-- start of Records shown --
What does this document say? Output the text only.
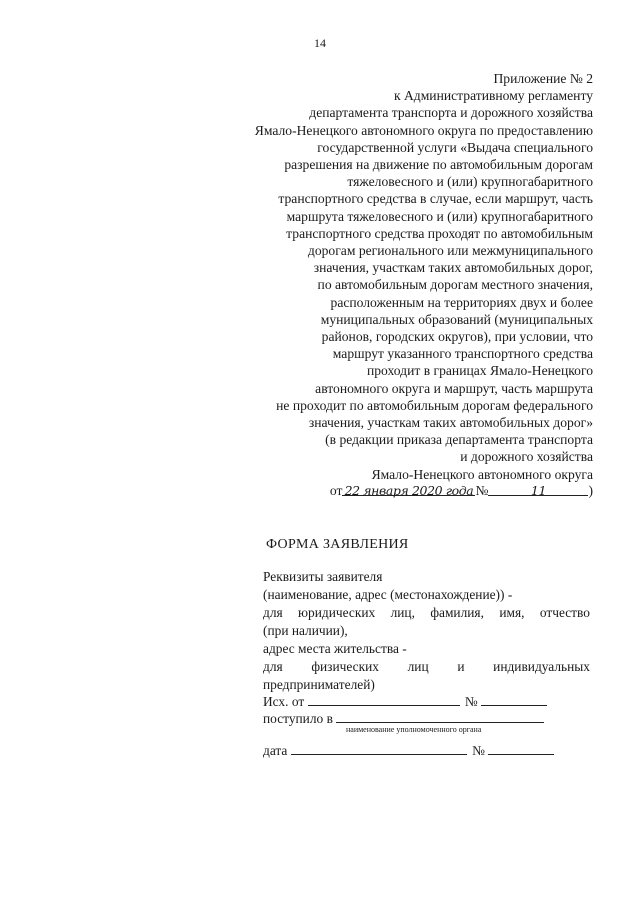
14
Приложение № 2
к Административному регламенту
департамента транспорта и дорожного хозяйства
Ямало-Ненецкого автономного округа по предоставлению
государственной услуги «Выдача специального
разрешения на движение по автомобильным дорогам
тяжеловесного и (или) крупногабаритного
транспортного средства в случае, если маршрут, часть
маршрута тяжеловесного и (или) крупногабаритного
транспортного средства проходят по автомобильным
дорогам регионального или межмуниципального
значения, участкам таких автомобильных дорог,
по автомобильным дорогам местного значения,
расположенным на территориях двух и более
муниципальных образований (муниципальных
районов, городских округов), при условии, что
маршрут указанного транспортного средства
проходит в границах Ямало-Ненецкого
автономного округа и маршрут, часть маршрута
не проходит по автомобильным дорогам федерального
значения, участкам таких автомобильных дорог»
(в редакции приказа департамента транспорта
и дорожного хозяйства
Ямало-Ненецкого автономного округа
от 22 января 2020 года №	11	)
ФОРМА ЗАЯВЛЕНИЯ
Реквизиты заявителя
(наименование, адрес (местонахождение)) -
для юридических лиц, фамилия, имя, отчество
(при наличии),
адрес места жительства -
для физических лиц и индивидуальных
предпринимателей)
Исх. от	№
поступило в
наименование уполномоченного органа
дата	№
-- end of Records shown --
Copy every line of the data that holds the string "проходит".

проходит в границах Ямало-Ненецкого
не проходит по автомобильным дорогам федерального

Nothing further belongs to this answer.